Written exercise ▸ Here are some records. Copy each one exactly.

Entries provided ▸

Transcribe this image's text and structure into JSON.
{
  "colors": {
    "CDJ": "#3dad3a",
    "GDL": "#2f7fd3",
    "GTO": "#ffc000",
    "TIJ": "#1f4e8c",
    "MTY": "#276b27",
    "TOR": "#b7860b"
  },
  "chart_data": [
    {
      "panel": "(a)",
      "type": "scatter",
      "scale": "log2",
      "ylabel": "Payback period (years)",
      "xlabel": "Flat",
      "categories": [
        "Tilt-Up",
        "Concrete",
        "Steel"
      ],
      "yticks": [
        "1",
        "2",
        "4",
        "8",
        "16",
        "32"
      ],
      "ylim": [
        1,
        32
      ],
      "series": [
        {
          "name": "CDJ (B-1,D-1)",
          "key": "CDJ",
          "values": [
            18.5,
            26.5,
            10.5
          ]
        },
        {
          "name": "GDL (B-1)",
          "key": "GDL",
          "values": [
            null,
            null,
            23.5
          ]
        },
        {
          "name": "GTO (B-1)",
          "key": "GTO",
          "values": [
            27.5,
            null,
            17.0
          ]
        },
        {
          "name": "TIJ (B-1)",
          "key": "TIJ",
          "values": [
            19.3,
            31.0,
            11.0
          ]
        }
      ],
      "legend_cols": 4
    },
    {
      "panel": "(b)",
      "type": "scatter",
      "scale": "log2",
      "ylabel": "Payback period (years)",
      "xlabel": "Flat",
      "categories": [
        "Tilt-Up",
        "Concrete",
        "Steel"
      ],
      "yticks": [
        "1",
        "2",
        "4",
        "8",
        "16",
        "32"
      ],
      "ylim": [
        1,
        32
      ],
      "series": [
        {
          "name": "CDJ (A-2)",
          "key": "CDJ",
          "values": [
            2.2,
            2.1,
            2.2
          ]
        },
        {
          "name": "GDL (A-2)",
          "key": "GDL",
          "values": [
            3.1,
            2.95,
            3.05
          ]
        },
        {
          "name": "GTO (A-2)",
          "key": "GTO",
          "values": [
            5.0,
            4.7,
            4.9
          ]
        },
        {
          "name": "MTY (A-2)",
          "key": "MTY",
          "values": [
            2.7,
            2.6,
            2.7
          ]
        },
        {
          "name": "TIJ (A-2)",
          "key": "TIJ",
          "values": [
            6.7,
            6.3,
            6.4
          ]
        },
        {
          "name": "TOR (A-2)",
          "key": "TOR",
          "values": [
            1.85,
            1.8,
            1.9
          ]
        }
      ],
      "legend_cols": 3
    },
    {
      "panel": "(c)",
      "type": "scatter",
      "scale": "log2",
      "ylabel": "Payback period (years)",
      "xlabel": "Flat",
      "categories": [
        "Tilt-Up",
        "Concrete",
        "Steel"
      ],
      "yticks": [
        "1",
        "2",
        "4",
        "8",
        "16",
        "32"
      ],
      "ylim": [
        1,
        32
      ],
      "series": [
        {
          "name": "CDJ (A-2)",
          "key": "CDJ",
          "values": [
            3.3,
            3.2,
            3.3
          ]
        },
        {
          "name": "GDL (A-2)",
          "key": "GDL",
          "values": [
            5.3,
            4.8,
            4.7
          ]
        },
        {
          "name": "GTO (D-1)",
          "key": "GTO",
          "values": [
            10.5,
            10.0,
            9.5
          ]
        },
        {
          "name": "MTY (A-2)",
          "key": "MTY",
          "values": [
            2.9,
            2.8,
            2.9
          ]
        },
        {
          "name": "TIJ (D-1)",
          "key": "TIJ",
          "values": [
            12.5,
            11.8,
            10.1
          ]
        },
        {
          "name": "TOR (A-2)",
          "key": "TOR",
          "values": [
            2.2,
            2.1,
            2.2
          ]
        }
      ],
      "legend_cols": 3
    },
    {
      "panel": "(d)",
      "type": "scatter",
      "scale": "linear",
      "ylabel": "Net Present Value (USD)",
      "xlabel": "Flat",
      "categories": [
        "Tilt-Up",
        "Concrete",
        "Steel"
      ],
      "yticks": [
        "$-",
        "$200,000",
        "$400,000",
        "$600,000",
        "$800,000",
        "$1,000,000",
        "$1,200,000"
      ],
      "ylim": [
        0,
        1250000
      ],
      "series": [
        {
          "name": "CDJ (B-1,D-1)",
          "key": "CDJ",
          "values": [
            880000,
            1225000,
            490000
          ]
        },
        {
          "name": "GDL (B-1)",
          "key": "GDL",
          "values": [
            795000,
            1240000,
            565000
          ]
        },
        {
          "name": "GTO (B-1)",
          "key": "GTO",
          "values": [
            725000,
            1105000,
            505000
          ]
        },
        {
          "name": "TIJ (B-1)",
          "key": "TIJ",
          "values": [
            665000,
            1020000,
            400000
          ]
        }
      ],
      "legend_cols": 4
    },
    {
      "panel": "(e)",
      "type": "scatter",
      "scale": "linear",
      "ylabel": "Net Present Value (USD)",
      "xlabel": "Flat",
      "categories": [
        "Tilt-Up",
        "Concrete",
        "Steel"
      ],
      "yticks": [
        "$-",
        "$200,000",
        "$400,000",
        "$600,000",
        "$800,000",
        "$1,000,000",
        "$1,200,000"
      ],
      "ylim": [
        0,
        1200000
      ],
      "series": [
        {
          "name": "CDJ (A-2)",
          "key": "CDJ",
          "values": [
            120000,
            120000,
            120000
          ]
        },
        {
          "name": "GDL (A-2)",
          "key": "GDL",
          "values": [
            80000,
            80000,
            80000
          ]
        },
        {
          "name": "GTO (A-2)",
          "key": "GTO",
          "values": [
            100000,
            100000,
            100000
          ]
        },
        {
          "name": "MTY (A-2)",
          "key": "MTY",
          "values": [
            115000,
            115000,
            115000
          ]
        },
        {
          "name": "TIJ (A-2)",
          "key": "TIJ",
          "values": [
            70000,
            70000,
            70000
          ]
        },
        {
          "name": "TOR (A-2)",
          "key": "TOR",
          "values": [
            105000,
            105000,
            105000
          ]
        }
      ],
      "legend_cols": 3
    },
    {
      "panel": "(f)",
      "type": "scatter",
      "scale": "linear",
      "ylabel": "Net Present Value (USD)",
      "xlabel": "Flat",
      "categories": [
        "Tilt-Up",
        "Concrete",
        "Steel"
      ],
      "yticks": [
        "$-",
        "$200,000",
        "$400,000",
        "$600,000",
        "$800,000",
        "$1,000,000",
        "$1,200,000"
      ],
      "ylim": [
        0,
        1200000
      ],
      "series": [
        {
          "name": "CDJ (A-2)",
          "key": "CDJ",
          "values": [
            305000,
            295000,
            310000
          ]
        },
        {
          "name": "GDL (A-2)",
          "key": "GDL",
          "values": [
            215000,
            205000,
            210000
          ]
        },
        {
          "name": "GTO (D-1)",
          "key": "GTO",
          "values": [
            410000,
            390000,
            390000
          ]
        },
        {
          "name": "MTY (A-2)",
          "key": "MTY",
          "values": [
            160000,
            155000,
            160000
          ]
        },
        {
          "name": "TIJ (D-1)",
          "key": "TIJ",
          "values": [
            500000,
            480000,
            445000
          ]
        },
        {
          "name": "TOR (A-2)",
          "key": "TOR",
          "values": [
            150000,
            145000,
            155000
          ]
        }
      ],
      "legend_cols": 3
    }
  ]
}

The answer ▸
Transcribe this image's text and structure into JSON.
{
  "colors": {
    "CDJ": "#3dad3a",
    "GDL": "#2f7fd3",
    "GTO": "#ffc000",
    "TIJ": "#1f4e8c",
    "MTY": "#276b27",
    "TOR": "#b7860b"
  },
  "chart_data": [
    {
      "panel": "(a)",
      "type": "scatter",
      "scale": "log2",
      "ylabel": "Payback period (years)",
      "xlabel": "Flat",
      "categories": [
        "Tilt-Up",
        "Concrete",
        "Steel"
      ],
      "yticks": [
        "1",
        "2",
        "4",
        "8",
        "16",
        "32"
      ],
      "ylim": [
        1,
        32
      ],
      "series": [
        {
          "name": "CDJ (B-1,D-1)",
          "key": "CDJ",
          "values": [
            18.5,
            26.5,
            10.5
          ]
        },
        {
          "name": "GDL (B-1)",
          "key": "GDL",
          "values": [
            null,
            null,
            23.5
          ]
        },
        {
          "name": "GTO (B-1)",
          "key": "GTO",
          "values": [
            27.5,
            null,
            17.0
          ]
        },
        {
          "name": "TIJ (B-1)",
          "key": "TIJ",
          "values": [
            19.3,
            31.0,
            11.0
          ]
        }
      ],
      "legend_cols": 4
    },
    {
      "panel": "(b)",
      "type": "scatter",
      "scale": "log2",
      "ylabel": "Payback period (years)",
      "xlabel": "Flat",
      "categories": [
        "Tilt-Up",
        "Concrete",
        "Steel"
      ],
      "yticks": [
        "1",
        "2",
        "4",
        "8",
        "16",
        "32"
      ],
      "ylim": [
        1,
        32
      ],
      "series": [
        {
          "name": "CDJ (A-2)",
          "key": "CDJ",
          "values": [
            2.2,
            2.1,
            2.2
          ]
        },
        {
          "name": "GDL (A-2)",
          "key": "GDL",
          "values": [
            3.1,
            2.95,
            3.05
          ]
        },
        {
          "name": "GTO (A-2)",
          "key": "GTO",
          "values": [
            5.0,
            4.7,
            4.9
          ]
        },
        {
          "name": "MTY (A-2)",
          "key": "MTY",
          "values": [
            2.7,
            2.6,
            2.7
          ]
        },
        {
          "name": "TIJ (A-2)",
          "key": "TIJ",
          "values": [
            6.7,
            6.3,
            6.4
          ]
        },
        {
          "name": "TOR (A-2)",
          "key": "TOR",
          "values": [
            1.85,
            1.8,
            1.9
          ]
        }
      ],
      "legend_cols": 3
    },
    {
      "panel": "(c)",
      "type": "scatter",
      "scale": "log2",
      "ylabel": "Payback period (years)",
      "xlabel": "Flat",
      "categories": [
        "Tilt-Up",
        "Concrete",
        "Steel"
      ],
      "yticks": [
        "1",
        "2",
        "4",
        "8",
        "16",
        "32"
      ],
      "ylim": [
        1,
        32
      ],
      "series": [
        {
          "name": "CDJ (A-2)",
          "key": "CDJ",
          "values": [
            3.3,
            3.2,
            3.3
          ]
        },
        {
          "name": "GDL (A-2)",
          "key": "GDL",
          "values": [
            5.3,
            4.8,
            4.7
          ]
        },
        {
          "name": "GTO (D-1)",
          "key": "GTO",
          "values": [
            10.5,
            10.0,
            9.5
          ]
        },
        {
          "name": "MTY (A-2)",
          "key": "MTY",
          "values": [
            2.9,
            2.8,
            2.9
          ]
        },
        {
          "name": "TIJ (D-1)",
          "key": "TIJ",
          "values": [
            12.5,
            11.8,
            10.1
          ]
        },
        {
          "name": "TOR (A-2)",
          "key": "TOR",
          "values": [
            2.2,
            2.1,
            2.2
          ]
        }
      ],
      "legend_cols": 3
    },
    {
      "panel": "(d)",
      "type": "scatter",
      "scale": "linear",
      "ylabel": "Net Present Value (USD)",
      "xlabel": "Flat",
      "categories": [
        "Tilt-Up",
        "Concrete",
        "Steel"
      ],
      "yticks": [
        "$-",
        "$200,000",
        "$400,000",
        "$600,000",
        "$800,000",
        "$1,000,000",
        "$1,200,000"
      ],
      "ylim": [
        0,
        1250000
      ],
      "series": [
        {
          "name": "CDJ (B-1,D-1)",
          "key": "CDJ",
          "values": [
            880000,
            1225000,
            490000
          ]
        },
        {
          "name": "GDL (B-1)",
          "key": "GDL",
          "values": [
            795000,
            1240000,
            565000
          ]
        },
        {
          "name": "GTO (B-1)",
          "key": "GTO",
          "values": [
            725000,
            1105000,
            505000
          ]
        },
        {
          "name": "TIJ (B-1)",
          "key": "TIJ",
          "values": [
            665000,
            1020000,
            400000
          ]
        }
      ],
      "legend_cols": 4
    },
    {
      "panel": "(e)",
      "type": "scatter",
      "scale": "linear",
      "ylabel": "Net Present Value (USD)",
      "xlabel": "Flat",
      "categories": [
        "Tilt-Up",
        "Concrete",
        "Steel"
      ],
      "yticks": [
        "$-",
        "$200,000",
        "$400,000",
        "$600,000",
        "$800,000",
        "$1,000,000",
        "$1,200,000"
      ],
      "ylim": [
        0,
        1200000
      ],
      "series": [
        {
          "name": "CDJ (A-2)",
          "key": "CDJ",
          "values": [
            120000,
            120000,
            120000
          ]
        },
        {
          "name": "GDL (A-2)",
          "key": "GDL",
          "values": [
            80000,
            80000,
            80000
          ]
        },
        {
          "name": "GTO (A-2)",
          "key": "GTO",
          "values": [
            100000,
            100000,
            100000
          ]
        },
        {
          "name": "MTY (A-2)",
          "key": "MTY",
          "values": [
            115000,
            115000,
            115000
          ]
        },
        {
          "name": "TIJ (A-2)",
          "key": "TIJ",
          "values": [
            70000,
            70000,
            70000
          ]
        },
        {
          "name": "TOR (A-2)",
          "key": "TOR",
          "values": [
            105000,
            105000,
            105000
          ]
        }
      ],
      "legend_cols": 3
    },
    {
      "panel": "(f)",
      "type": "scatter",
      "scale": "linear",
      "ylabel": "Net Present Value (USD)",
      "xlabel": "Flat",
      "categories": [
        "Tilt-Up",
        "Concrete",
        "Steel"
      ],
      "yticks": [
        "$-",
        "$200,000",
        "$400,000",
        "$600,000",
        "$800,000",
        "$1,000,000",
        "$1,200,000"
      ],
      "ylim": [
        0,
        1200000
      ],
      "series": [
        {
          "name": "CDJ (A-2)",
          "key": "CDJ",
          "values": [
            305000,
            295000,
            310000
          ]
        },
        {
          "name": "GDL (A-2)",
          "key": "GDL",
          "values": [
            215000,
            205000,
            210000
          ]
        },
        {
          "name": "GTO (D-1)",
          "key": "GTO",
          "values": [
            410000,
            390000,
            390000
          ]
        },
        {
          "name": "MTY (A-2)",
          "key": "MTY",
          "values": [
            160000,
            155000,
            160000
          ]
        },
        {
          "name": "TIJ (D-1)",
          "key": "TIJ",
          "values": [
            500000,
            480000,
            445000
          ]
        },
        {
          "name": "TOR (A-2)",
          "key": "TOR",
          "values": [
            150000,
            145000,
            155000
          ]
        }
      ],
      "legend_cols": 3
    }
  ]
}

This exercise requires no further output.